_Problem description_
Every line below is to be quoted exactly, with nothing added or dropped.

_Input rows_
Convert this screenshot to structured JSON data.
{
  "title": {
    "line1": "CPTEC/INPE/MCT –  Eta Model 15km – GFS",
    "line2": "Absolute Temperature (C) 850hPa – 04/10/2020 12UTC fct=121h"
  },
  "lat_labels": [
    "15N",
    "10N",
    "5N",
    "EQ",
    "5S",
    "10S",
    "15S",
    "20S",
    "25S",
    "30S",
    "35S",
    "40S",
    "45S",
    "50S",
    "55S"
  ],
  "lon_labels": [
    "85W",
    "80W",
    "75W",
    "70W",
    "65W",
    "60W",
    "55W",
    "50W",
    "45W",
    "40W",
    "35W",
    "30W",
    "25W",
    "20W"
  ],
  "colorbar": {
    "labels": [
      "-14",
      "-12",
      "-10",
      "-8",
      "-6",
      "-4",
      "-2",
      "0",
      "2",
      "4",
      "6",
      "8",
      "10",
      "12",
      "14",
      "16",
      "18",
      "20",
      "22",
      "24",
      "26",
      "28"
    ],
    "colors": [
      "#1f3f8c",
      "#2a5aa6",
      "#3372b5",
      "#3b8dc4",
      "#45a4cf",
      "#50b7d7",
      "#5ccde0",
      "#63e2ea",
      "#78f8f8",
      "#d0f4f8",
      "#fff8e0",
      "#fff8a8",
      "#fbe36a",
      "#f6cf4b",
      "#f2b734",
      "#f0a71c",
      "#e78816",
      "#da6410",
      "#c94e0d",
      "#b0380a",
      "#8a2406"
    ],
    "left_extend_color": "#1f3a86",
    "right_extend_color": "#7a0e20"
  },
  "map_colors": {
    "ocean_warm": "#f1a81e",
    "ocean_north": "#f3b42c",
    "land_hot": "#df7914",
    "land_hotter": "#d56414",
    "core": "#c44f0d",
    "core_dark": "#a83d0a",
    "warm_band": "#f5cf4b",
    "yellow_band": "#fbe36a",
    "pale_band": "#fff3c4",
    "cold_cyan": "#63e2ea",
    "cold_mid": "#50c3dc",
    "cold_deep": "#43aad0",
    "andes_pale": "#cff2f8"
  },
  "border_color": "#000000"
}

_Result of this task_
Convert this screenshot to structured JSON data.
{
  "title": {
    "line1": "CPTEC/INPE/MCT –  Eta Model 15km – GFS",
    "line2": "Absolute Temperature (C) 850hPa – 04/10/2020 12UTC fct=121h"
  },
  "lat_labels": [
    "15N",
    "10N",
    "5N",
    "EQ",
    "5S",
    "10S",
    "15S",
    "20S",
    "25S",
    "30S",
    "35S",
    "40S",
    "45S",
    "50S",
    "55S"
  ],
  "lon_labels": [
    "85W",
    "80W",
    "75W",
    "70W",
    "65W",
    "60W",
    "55W",
    "50W",
    "45W",
    "40W",
    "35W",
    "30W",
    "25W",
    "20W"
  ],
  "colorbar": {
    "labels": [
      "-14",
      "-12",
      "-10",
      "-8",
      "-6",
      "-4",
      "-2",
      "0",
      "2",
      "4",
      "6",
      "8",
      "10",
      "12",
      "14",
      "16",
      "18",
      "20",
      "22",
      "24",
      "26",
      "28"
    ],
    "colors": [
      "#1f3f8c",
      "#2a5aa6",
      "#3372b5",
      "#3b8dc4",
      "#45a4cf",
      "#50b7d7",
      "#5ccde0",
      "#63e2ea",
      "#78f8f8",
      "#d0f4f8",
      "#fff8e0",
      "#fff8a8",
      "#fbe36a",
      "#f6cf4b",
      "#f2b734",
      "#f0a71c",
      "#e78816",
      "#da6410",
      "#c94e0d",
      "#b0380a",
      "#8a2406"
    ],
    "left_extend_color": "#1f3a86",
    "right_extend_color": "#7a0e20"
  },
  "map_colors": {
    "ocean_warm": "#f1a81e",
    "ocean_north": "#f3b42c",
    "land_hot": "#df7914",
    "land_hotter": "#d56414",
    "core": "#c44f0d",
    "core_dark": "#a83d0a",
    "warm_band": "#f5cf4b",
    "yellow_band": "#fbe36a",
    "pale_band": "#fff3c4",
    "cold_cyan": "#63e2ea",
    "cold_mid": "#50c3dc",
    "cold_deep": "#43aad0",
    "andes_pale": "#cff2f8"
  },
  "border_color": "#000000"
}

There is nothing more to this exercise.